→ Information shown
○ ○ ○ ○ ○

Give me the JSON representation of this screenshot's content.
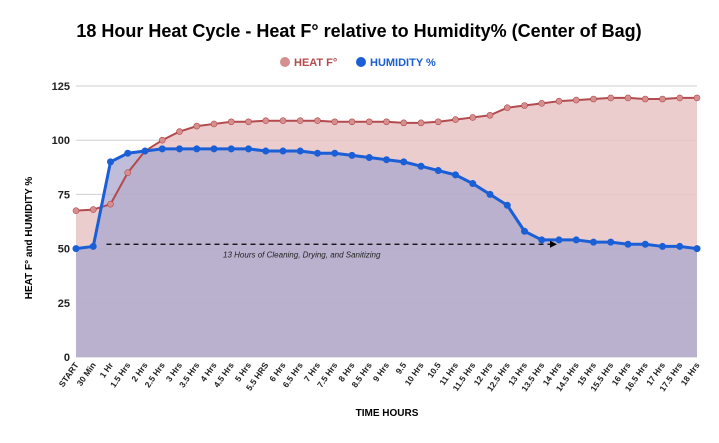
{
  "chart_data": {
    "type": "area",
    "title": "18 Hour Heat Cycle - Heat F° relative to Humidity% (Center of Bag)",
    "xlabel": "TIME HOURS",
    "ylabel": "HEAT F° and HUMIDITY %",
    "ylim": [
      0,
      125
    ],
    "yticks": [
      0,
      25,
      50,
      75,
      100,
      125
    ],
    "grid": true,
    "legend": "top-center",
    "categories": [
      "START",
      "30 Min",
      "1 Hr",
      "1.5 Hrs",
      "2 Hrs",
      "2.5 Hrs",
      "3 Hrs",
      "3.5 Hrs",
      "4 Hrs",
      "4.5 Hrs",
      "5 Hrs",
      "5.5 HRS",
      "6 Hrs",
      "6.5 Hrs",
      "7 Hrs",
      "7.5 Hrs",
      "8 Hrs",
      "8.5 Hrs",
      "9 Hrs",
      "9.5",
      "10 Hrs",
      "10.5",
      "11 Hrs",
      "11.5 Hrs",
      "12 Hrs",
      "12.5 Hrs",
      "13 Hrs",
      "13.5 Hrs",
      "14 Hrs",
      "14.5 Hrs",
      "15 Hrs",
      "15.5 Hrs",
      "16 Hrs",
      "16.5 Hrs",
      "17 Hrs",
      "17.5 Hrs",
      "18 Hrs"
    ],
    "series": [
      {
        "name": "HEAT F°",
        "line_color": "#b34a4d",
        "marker_color": "#d68f8f",
        "fill_color": "#e8c4c6",
        "values": [
          67.5,
          68,
          70.5,
          85,
          95,
          100,
          104,
          106.5,
          107.5,
          108.5,
          108.5,
          109,
          109,
          109,
          109,
          108.5,
          108.5,
          108.5,
          108.5,
          108,
          108,
          108.5,
          109.5,
          110.5,
          111.5,
          115,
          116,
          117,
          118,
          118.5,
          119,
          119.5,
          119.5,
          119,
          119,
          119.5,
          119.5
        ]
      },
      {
        "name": "HUMIDITY %",
        "line_color": "#1a5fd6",
        "marker_color": "#1a5fd6",
        "fill_color": "#a9a7cd",
        "values": [
          50,
          51,
          90,
          94,
          95,
          96,
          96,
          96,
          96,
          96,
          96,
          95,
          95,
          95,
          94,
          94,
          93,
          92,
          91,
          90,
          88,
          86,
          84,
          80,
          75,
          70,
          58,
          54,
          54,
          54,
          53,
          53,
          52,
          52,
          51,
          51,
          50
        ]
      }
    ],
    "annotation": {
      "text": "13 Hours of Cleaning, Drying, and Sanitizing",
      "y": 52,
      "from_category": 2,
      "to_category": 28
    }
  }
}
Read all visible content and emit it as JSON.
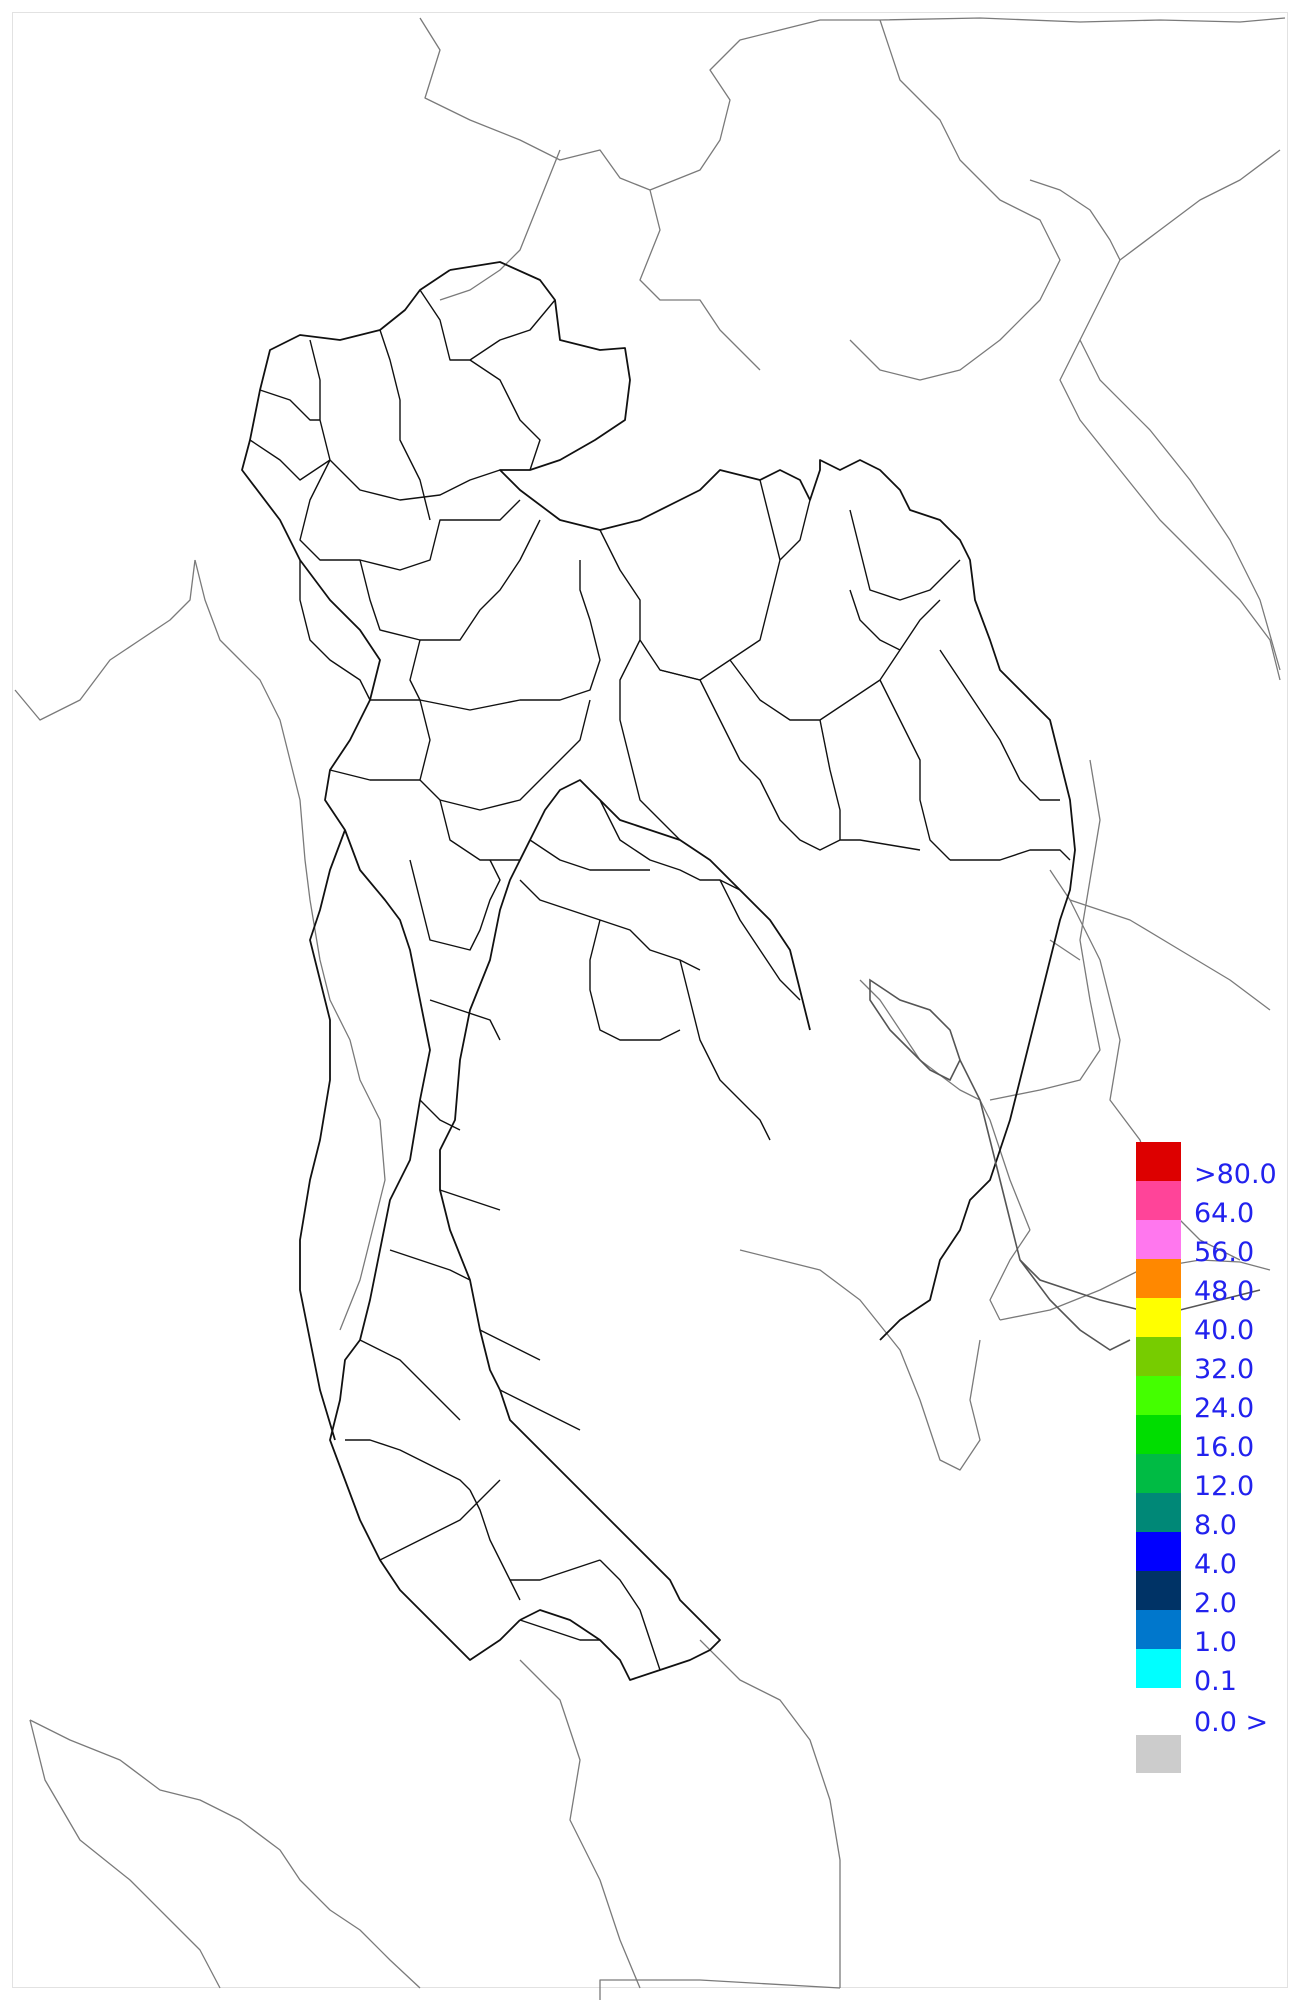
{
  "legend": {
    "bins": [
      {
        "label": ">80.0",
        "color": "#dd0000"
      },
      {
        "label": "64.0",
        "color": "#ff4499"
      },
      {
        "label": "56.0",
        "color": "#ff77ee"
      },
      {
        "label": "48.0",
        "color": "#ff8800"
      },
      {
        "label": "40.0",
        "color": "#ffff00"
      },
      {
        "label": "32.0",
        "color": "#77cc00"
      },
      {
        "label": "24.0",
        "color": "#44ff00"
      },
      {
        "label": "16.0",
        "color": "#00dd00"
      },
      {
        "label": "12.0",
        "color": "#00bb44"
      },
      {
        "label": "8.0",
        "color": "#008877"
      },
      {
        "label": "4.0",
        "color": "#0000ff"
      },
      {
        "label": "2.0",
        "color": "#003366"
      },
      {
        "label": "1.0",
        "color": "#0077cc"
      },
      {
        "label": "0.1",
        "color": "#00ffff"
      }
    ],
    "no_data": {
      "label": "0.0 >",
      "color": "#cccccc"
    },
    "label_color": "#2222ee"
  }
}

○ ○ ○ ○ ○

Check each line of the data above for the word "content" and say how many lines have it. Give the number alone.

→ Answer to the task
2